Extract each line holding the word "slip" from the entries.

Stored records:
┌──

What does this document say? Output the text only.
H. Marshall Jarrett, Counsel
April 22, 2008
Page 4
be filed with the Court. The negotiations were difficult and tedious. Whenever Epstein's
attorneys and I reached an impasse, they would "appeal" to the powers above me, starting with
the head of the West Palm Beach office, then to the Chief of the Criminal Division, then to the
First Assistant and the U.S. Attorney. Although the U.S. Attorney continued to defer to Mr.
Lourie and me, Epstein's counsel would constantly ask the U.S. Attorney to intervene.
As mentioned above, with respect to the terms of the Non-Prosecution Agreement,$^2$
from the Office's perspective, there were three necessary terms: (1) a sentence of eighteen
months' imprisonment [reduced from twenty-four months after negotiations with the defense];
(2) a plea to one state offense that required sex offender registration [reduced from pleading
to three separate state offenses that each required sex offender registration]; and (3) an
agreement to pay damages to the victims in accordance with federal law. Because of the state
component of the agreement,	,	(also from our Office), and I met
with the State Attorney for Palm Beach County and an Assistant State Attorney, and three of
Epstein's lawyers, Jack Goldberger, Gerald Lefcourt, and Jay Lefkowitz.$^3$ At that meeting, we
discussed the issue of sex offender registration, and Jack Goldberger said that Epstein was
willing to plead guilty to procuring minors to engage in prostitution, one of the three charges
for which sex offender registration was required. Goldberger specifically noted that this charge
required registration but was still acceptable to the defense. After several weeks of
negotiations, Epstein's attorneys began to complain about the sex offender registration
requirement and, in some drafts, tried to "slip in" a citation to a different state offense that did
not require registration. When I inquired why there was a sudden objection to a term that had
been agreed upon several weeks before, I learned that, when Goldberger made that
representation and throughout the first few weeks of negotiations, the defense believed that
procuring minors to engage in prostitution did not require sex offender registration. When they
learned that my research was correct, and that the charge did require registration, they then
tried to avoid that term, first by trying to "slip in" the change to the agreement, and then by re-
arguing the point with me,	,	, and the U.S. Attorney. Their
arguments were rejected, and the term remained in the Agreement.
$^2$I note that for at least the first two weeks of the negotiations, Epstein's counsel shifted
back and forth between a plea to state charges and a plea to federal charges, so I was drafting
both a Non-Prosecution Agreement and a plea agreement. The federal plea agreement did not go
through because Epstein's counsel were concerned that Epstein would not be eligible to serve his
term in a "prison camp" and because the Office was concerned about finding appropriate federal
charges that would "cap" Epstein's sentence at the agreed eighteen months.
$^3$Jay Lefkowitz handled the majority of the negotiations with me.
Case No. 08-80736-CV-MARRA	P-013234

└──

SOLUTION TO THIS EXERCISE:
requirement and, in some drafts, tried to "slip in" a citation to a different state offense that did
tried to avoid that term, first by trying to "slip in" the change to the agreement, and then by re-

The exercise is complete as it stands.